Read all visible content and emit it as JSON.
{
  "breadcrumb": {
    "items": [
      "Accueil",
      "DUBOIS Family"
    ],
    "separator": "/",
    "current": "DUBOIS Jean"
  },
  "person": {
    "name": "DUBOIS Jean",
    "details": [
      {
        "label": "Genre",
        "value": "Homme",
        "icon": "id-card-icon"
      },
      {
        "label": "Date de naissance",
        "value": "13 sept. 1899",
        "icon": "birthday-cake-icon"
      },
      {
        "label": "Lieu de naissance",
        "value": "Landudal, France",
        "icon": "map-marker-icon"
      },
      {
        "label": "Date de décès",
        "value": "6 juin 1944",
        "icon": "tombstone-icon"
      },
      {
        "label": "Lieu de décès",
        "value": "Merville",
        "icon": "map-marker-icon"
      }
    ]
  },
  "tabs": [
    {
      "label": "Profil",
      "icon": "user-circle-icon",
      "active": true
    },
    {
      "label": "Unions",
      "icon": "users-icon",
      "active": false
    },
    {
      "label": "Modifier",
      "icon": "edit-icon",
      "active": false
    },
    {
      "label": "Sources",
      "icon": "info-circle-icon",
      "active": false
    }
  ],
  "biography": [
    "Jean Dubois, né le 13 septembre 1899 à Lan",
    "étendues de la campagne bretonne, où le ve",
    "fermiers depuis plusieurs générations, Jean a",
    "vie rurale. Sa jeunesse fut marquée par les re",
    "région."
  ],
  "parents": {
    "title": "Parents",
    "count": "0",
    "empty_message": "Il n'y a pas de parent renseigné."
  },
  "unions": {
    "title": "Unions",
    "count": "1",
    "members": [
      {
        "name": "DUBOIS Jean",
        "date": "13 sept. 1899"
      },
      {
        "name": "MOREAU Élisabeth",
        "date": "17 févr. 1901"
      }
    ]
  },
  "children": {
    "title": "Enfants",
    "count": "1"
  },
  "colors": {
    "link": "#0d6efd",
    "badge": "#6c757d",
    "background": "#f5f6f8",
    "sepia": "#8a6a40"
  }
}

════════

Go through the lines above. Select every one that has the string "icon".

In response →
        "icon": "id-card-icon"
        "icon": "birthday-cake-icon"
        "icon": "map-marker-icon"
        "icon": "tombstone-icon"
        "icon": "map-marker-icon"
      "icon": "user-circle-icon",
      "icon": "users-icon",
      "icon": "edit-icon",
      "icon": "info-circle-icon",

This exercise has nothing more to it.